• [Collection entries]:
++++

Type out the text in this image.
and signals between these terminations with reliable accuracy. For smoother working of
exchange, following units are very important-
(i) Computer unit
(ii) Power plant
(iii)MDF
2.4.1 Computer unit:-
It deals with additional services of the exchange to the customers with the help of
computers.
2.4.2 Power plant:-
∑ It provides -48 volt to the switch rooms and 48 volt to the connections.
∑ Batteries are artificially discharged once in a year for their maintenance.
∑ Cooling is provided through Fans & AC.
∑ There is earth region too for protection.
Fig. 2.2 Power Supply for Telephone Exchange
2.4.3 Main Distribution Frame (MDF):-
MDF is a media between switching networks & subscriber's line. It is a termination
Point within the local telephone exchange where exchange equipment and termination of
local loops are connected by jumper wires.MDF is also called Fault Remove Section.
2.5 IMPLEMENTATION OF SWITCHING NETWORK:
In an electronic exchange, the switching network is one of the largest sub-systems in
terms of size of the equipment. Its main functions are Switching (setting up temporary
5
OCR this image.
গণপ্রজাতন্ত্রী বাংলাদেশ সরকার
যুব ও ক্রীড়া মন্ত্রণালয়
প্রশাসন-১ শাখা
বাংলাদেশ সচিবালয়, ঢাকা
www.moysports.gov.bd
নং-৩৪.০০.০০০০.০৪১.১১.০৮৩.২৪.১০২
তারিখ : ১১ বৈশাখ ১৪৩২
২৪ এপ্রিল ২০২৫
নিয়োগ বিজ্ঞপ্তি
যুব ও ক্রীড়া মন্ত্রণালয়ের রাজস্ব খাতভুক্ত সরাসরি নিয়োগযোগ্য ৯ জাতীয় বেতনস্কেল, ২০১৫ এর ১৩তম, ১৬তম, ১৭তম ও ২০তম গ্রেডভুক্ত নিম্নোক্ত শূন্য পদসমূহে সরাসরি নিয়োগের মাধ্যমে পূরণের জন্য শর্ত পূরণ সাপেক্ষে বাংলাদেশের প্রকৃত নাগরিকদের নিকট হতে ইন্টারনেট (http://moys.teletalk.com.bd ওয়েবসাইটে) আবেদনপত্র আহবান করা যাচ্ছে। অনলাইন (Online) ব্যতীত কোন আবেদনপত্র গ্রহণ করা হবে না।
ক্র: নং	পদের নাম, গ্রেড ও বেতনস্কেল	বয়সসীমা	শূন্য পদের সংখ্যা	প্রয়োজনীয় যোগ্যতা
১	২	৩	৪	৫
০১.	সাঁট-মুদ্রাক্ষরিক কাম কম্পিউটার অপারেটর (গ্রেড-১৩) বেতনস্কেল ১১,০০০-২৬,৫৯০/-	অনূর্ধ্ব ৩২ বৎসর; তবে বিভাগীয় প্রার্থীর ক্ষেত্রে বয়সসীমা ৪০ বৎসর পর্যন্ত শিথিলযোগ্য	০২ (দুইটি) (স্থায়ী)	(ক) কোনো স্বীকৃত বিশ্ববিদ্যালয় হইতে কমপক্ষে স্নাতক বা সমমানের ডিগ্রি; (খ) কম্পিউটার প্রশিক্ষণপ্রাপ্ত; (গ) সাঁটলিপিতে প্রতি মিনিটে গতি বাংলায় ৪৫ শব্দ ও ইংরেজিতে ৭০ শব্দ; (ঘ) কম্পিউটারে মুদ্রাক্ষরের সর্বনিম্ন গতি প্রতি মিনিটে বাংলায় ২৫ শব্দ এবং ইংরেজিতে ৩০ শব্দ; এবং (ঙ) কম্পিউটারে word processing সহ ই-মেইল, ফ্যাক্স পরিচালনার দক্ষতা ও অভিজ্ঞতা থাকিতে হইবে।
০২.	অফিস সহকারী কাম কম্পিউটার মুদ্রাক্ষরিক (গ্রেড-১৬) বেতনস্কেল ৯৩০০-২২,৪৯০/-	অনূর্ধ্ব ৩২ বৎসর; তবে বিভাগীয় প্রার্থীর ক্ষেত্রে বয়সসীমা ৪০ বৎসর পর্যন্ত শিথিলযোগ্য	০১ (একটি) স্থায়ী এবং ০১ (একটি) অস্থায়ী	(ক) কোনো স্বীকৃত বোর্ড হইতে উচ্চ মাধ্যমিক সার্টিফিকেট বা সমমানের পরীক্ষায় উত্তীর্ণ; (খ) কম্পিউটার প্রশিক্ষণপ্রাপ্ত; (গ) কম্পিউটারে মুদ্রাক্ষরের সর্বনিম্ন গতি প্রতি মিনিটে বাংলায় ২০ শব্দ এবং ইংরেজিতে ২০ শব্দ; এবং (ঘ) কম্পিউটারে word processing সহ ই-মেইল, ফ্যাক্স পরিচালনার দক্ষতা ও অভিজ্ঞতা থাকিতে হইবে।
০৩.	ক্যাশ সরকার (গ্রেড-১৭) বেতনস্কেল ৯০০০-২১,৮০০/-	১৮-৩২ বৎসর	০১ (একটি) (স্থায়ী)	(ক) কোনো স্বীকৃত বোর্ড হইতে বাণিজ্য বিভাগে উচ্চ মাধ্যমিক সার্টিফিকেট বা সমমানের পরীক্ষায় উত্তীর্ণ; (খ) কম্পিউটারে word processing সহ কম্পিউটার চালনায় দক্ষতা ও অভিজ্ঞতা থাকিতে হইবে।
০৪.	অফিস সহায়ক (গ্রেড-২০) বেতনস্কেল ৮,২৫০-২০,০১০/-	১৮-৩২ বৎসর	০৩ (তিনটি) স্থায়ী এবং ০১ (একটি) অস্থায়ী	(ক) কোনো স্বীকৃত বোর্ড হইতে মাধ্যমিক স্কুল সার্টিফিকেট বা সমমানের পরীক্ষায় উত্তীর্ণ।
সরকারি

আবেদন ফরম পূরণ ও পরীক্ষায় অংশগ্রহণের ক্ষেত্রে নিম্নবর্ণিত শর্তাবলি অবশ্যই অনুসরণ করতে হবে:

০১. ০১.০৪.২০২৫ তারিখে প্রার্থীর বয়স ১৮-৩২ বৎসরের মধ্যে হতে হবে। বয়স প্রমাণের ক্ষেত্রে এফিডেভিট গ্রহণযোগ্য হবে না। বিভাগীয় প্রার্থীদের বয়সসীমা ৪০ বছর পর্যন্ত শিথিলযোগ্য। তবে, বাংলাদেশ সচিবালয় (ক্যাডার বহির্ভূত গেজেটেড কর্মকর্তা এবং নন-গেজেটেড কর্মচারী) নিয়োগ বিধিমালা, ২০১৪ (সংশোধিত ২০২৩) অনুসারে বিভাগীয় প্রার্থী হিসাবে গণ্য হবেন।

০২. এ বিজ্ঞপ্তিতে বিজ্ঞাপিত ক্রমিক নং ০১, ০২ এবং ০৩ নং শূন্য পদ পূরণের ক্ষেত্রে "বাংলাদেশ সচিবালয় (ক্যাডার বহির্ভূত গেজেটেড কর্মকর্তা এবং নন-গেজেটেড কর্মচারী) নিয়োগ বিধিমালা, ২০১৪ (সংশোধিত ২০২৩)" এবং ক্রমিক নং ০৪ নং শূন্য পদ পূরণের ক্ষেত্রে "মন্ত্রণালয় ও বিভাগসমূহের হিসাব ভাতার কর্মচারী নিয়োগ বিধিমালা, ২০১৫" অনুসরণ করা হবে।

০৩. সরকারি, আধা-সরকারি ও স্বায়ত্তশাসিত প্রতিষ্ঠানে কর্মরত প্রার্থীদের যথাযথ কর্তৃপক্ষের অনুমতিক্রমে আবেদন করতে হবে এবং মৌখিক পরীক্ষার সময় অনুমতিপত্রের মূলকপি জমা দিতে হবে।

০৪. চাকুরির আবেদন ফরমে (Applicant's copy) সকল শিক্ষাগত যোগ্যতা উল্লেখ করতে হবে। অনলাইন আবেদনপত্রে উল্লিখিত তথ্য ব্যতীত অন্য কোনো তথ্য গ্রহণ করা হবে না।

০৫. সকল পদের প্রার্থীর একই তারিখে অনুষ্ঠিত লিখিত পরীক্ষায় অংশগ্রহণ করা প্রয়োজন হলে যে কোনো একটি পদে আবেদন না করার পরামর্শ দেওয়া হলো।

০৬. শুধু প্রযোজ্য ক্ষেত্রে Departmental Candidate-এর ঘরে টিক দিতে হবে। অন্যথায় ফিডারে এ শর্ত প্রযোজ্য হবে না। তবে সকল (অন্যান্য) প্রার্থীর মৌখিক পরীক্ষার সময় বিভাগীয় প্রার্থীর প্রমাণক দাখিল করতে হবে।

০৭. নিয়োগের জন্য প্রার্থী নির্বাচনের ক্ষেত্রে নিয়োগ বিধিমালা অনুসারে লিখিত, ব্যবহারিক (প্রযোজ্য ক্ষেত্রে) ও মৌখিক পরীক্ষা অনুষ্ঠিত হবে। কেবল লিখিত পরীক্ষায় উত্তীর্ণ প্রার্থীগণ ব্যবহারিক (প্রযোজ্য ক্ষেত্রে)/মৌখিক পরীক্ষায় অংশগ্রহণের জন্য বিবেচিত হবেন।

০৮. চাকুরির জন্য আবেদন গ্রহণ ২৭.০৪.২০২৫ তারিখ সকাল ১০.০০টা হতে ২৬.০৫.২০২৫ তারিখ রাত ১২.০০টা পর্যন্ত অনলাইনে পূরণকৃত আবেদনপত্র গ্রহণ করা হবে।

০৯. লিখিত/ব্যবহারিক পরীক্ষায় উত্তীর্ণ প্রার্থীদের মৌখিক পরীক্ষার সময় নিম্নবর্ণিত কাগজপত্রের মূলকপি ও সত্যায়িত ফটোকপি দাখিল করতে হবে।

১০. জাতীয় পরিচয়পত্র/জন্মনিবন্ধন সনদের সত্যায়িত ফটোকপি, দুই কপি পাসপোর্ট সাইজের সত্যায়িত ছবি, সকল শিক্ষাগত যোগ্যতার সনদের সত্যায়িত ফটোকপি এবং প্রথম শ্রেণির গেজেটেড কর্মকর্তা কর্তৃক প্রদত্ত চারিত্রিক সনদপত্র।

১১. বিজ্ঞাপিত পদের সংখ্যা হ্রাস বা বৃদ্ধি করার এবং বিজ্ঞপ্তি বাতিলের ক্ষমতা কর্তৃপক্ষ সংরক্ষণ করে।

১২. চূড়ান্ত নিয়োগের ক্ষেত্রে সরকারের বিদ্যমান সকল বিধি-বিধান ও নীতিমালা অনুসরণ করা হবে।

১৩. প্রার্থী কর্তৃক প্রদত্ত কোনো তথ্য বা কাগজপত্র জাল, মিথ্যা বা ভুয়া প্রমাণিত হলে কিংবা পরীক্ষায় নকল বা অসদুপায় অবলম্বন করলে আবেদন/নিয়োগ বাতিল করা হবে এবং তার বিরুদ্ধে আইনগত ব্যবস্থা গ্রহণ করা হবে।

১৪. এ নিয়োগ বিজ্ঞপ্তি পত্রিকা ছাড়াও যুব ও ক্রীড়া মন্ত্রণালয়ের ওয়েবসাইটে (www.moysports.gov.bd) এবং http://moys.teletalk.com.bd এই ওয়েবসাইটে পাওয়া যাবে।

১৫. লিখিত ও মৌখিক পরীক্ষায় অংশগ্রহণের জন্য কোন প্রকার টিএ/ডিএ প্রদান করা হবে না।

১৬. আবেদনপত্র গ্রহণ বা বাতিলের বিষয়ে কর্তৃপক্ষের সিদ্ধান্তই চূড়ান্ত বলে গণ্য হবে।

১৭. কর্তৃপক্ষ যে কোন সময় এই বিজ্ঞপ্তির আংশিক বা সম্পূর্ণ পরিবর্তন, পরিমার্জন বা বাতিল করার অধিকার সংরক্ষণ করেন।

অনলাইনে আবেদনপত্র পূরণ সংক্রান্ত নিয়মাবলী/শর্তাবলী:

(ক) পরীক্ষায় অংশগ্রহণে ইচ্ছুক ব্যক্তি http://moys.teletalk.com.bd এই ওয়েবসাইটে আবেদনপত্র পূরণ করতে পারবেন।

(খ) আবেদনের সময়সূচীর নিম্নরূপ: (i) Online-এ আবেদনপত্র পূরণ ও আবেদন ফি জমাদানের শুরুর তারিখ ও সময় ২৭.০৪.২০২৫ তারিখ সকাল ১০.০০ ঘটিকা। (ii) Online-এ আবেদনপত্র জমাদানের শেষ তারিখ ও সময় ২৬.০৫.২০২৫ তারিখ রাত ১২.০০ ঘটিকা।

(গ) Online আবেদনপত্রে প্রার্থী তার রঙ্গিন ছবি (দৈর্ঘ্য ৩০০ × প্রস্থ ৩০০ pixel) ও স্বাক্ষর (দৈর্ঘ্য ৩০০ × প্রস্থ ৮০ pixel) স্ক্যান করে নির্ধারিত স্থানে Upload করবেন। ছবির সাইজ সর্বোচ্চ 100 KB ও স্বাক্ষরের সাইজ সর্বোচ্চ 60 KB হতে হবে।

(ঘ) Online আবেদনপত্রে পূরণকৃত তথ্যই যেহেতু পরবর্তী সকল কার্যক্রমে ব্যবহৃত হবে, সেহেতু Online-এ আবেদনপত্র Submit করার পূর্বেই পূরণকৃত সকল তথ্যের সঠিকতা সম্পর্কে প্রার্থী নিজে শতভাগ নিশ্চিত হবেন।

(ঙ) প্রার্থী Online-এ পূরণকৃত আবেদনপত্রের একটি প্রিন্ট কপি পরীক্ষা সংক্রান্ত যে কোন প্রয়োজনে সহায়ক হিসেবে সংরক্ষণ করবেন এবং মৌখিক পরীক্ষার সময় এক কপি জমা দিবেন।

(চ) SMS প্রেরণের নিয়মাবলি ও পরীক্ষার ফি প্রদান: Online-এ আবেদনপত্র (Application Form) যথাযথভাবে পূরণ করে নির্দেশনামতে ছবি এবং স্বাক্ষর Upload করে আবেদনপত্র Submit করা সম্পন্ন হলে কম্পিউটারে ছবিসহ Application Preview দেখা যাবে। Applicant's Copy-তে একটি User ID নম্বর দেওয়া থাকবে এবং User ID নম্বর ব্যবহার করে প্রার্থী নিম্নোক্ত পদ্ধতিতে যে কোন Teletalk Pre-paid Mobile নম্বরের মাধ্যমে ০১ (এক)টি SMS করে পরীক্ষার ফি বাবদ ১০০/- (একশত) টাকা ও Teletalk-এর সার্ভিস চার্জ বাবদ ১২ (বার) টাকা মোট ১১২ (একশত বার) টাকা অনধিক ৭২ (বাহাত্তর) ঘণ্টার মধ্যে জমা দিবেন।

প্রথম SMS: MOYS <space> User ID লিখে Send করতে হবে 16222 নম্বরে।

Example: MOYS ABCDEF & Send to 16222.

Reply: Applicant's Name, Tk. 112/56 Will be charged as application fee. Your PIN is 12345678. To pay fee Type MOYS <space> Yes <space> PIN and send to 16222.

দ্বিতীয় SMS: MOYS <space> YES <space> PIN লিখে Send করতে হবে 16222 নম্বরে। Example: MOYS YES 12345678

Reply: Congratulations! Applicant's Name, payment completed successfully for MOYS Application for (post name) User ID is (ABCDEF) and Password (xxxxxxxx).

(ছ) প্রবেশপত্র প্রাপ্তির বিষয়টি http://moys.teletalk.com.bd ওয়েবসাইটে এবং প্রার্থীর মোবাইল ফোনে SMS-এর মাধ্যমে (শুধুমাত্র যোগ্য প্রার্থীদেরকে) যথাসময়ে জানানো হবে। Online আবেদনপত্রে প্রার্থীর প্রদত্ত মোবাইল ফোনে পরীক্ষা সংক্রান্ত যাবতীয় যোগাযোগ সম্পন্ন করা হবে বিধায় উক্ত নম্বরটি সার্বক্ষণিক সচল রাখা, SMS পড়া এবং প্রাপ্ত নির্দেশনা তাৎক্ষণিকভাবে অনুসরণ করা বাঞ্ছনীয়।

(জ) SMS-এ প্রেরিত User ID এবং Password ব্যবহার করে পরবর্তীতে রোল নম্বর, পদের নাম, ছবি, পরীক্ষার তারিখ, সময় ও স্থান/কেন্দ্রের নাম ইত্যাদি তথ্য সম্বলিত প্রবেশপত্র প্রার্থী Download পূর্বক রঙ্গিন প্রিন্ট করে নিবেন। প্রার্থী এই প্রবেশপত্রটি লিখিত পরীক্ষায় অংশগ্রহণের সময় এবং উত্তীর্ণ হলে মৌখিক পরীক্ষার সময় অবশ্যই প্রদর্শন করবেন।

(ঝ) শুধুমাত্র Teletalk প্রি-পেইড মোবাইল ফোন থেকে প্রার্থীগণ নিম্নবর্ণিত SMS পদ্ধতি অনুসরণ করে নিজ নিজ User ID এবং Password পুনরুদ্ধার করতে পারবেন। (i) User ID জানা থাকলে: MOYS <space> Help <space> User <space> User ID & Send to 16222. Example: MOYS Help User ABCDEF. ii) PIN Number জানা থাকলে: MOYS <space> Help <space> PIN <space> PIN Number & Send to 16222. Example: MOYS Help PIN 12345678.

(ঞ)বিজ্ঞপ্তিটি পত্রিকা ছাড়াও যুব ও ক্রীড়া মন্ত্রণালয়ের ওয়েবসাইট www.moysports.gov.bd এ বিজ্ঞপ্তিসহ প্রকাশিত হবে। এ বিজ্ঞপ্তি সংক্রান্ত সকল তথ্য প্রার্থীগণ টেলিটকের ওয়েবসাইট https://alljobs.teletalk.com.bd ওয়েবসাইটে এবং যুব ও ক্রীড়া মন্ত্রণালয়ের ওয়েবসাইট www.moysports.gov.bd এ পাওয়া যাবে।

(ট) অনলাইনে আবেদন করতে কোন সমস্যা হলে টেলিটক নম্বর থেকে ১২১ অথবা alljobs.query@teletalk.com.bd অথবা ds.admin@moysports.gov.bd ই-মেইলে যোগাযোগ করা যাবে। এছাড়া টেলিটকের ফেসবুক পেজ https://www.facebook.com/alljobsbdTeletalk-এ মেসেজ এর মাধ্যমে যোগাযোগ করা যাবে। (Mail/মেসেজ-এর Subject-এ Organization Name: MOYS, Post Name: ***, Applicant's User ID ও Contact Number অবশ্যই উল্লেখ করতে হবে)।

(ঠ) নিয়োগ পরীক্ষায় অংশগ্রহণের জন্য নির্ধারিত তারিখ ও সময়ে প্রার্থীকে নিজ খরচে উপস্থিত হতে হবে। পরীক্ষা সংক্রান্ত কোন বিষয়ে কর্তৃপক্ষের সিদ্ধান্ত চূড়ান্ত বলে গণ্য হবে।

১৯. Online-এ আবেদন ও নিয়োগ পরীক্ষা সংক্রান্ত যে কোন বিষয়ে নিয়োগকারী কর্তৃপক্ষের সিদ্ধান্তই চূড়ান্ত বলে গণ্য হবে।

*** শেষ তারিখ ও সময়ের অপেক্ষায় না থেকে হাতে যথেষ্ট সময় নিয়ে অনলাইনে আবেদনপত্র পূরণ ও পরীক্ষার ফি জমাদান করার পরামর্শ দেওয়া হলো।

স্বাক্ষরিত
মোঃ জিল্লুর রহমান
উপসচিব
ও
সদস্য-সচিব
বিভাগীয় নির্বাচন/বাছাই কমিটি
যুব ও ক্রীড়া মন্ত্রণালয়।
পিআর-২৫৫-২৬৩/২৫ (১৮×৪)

++++

• [TASK PROMPT]: Which lines above contain the word "Number"? Copy each of them.

• [EXERCISE ANSWER]:
(ঝ) শুধুমাত্র Teletalk প্রি-পেইড মোবাইল ফোন থেকে প্রার্থীগণ নিম্নবর্ণিত SMS পদ্ধতি অনুসরণ করে নিজ নিজ User ID এবং Password পুনরুদ্ধার করতে পারবেন। (i) User ID জানা থাকলে: MOYS <space> Help <space> User <space> User ID & Send to 16222. Example: MOYS Help User ABCDEF. ii) PIN Number জানা থাকলে: MOYS <space> Help <space> PIN <space> PIN Number & Send to 16222. Example: MOYS Help PIN 12345678.
(ট) অনলাইনে আবেদন করতে কোন সমস্যা হলে টেলিটক নম্বর থেকে ১২১ অথবা alljobs.query@teletalk.com.bd অথবা ds.admin@moysports.gov.bd ই-মেইলে যোগাযোগ করা যাবে। এছাড়া টেলিটকের ফেসবুক পেজ https://www.facebook.com/alljobsbdTeletalk-এ মেসেজ এর মাধ্যমে যোগাযোগ করা যাবে। (Mail/মেসেজ-এর Subject-এ Organization Name: MOYS, Post Name: ***, Applicant's User ID ও Contact Number অবশ্যই উল্লেখ করতে হবে)।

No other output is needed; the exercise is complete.